### EXERCISE GOAL
Pull every line of the entries that has the word "East".

SOURCE MATERIAL Start Marker

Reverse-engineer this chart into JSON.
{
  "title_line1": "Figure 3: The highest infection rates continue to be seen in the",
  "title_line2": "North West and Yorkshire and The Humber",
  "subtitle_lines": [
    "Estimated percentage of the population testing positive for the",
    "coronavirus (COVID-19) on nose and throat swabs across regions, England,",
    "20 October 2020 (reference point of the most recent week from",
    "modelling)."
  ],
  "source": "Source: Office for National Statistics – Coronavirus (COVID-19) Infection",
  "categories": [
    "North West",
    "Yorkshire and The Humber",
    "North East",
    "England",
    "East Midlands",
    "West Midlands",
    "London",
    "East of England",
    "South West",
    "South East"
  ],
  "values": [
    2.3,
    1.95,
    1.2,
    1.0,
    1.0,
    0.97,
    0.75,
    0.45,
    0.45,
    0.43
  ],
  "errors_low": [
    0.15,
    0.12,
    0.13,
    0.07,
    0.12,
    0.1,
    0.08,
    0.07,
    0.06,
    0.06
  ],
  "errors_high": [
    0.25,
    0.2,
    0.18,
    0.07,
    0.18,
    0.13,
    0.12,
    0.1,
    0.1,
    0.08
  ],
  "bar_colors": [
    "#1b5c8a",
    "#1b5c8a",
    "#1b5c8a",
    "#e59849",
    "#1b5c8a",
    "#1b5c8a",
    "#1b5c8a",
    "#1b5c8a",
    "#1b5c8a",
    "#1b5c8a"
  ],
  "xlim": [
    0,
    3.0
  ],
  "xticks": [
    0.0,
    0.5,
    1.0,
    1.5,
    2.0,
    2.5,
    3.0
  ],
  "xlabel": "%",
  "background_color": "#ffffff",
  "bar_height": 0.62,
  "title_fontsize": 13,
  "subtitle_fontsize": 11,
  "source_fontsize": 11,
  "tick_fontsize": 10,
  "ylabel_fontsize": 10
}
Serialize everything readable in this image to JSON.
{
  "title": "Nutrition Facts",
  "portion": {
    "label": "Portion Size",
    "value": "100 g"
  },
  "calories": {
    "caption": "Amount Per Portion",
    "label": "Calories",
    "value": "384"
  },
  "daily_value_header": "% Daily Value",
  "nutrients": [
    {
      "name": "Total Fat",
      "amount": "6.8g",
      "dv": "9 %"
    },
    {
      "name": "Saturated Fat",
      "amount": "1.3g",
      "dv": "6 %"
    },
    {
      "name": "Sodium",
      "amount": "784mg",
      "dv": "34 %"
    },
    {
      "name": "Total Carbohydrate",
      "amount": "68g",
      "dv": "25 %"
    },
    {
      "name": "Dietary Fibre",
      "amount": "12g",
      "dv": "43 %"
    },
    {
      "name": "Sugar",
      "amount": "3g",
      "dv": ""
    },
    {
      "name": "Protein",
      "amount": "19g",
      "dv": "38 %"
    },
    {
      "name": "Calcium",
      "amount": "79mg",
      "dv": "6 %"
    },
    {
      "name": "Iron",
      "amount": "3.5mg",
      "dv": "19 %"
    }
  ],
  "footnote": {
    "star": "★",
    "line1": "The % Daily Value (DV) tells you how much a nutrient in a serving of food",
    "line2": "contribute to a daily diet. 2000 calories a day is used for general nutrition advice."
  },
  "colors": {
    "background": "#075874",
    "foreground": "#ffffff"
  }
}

SOURCE MATERIAL End Marker

### EXPECTED OUTPUT
    "North East",
    "East Midlands",
    "East of England",
    "South East"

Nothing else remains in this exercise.